* _EXERCISE_: Gather every line below where "JSON" appears.

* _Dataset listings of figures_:
--- begin ---
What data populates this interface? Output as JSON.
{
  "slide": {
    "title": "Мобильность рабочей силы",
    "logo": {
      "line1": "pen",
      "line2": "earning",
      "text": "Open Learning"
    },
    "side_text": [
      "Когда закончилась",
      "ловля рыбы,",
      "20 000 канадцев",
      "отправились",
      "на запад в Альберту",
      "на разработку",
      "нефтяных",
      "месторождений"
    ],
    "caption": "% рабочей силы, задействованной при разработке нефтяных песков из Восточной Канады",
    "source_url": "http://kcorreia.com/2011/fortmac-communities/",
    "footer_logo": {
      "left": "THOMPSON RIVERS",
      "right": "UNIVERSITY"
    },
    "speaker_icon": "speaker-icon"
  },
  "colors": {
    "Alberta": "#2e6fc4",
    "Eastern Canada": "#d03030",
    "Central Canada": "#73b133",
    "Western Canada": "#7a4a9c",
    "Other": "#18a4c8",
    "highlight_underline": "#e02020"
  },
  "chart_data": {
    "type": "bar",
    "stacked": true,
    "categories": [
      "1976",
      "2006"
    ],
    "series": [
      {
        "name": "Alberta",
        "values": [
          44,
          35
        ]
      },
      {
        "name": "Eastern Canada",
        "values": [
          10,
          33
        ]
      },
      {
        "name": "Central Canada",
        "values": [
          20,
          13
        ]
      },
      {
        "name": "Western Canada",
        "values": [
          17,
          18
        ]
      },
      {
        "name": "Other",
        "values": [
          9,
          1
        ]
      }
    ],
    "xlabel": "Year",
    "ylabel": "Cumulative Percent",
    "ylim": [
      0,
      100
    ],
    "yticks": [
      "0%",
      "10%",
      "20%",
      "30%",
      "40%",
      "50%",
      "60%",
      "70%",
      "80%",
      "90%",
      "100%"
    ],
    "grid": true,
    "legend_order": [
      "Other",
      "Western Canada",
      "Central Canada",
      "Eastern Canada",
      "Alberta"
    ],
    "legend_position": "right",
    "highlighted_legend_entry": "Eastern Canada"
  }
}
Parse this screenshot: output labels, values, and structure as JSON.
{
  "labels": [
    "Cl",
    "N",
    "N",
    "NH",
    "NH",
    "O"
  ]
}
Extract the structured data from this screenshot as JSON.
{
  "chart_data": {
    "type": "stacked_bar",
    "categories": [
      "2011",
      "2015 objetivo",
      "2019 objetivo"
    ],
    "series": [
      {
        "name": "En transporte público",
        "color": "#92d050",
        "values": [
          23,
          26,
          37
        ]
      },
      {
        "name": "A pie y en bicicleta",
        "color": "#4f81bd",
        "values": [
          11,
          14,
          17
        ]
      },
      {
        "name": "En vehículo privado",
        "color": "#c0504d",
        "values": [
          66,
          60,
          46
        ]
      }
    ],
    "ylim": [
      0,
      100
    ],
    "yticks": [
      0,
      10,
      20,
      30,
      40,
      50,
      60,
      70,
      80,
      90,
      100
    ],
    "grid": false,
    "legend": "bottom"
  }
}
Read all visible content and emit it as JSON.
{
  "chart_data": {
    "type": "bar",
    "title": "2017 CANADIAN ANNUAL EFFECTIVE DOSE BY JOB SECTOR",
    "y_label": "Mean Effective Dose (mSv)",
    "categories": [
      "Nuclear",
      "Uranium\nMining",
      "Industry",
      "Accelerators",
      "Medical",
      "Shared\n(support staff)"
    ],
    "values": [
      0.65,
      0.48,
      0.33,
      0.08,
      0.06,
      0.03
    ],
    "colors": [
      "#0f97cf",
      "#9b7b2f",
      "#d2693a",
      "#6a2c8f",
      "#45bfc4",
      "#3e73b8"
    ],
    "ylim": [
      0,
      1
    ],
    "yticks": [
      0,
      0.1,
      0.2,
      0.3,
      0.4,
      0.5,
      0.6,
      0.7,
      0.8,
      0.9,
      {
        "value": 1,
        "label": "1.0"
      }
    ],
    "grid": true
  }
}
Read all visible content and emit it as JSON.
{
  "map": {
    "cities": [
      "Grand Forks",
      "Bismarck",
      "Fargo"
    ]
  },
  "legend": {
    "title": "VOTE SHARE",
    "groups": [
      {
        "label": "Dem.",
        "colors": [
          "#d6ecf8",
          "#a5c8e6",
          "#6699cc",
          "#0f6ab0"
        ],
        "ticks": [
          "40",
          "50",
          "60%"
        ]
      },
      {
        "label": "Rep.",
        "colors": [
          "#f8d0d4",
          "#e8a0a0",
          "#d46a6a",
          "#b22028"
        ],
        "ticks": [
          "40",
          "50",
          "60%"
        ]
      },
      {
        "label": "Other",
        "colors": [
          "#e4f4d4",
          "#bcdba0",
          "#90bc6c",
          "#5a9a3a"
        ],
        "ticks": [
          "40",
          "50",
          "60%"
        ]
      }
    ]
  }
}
--- end ---
* _EXERCISE RESULT_:
What data populates this interface? Output as JSON.
Parse this screenshot: output labels, values, and structure as JSON.
Extract the structured data from this screenshot as JSON.
Read all visible content and emit it as JSON.
Read all visible content and emit it as JSON.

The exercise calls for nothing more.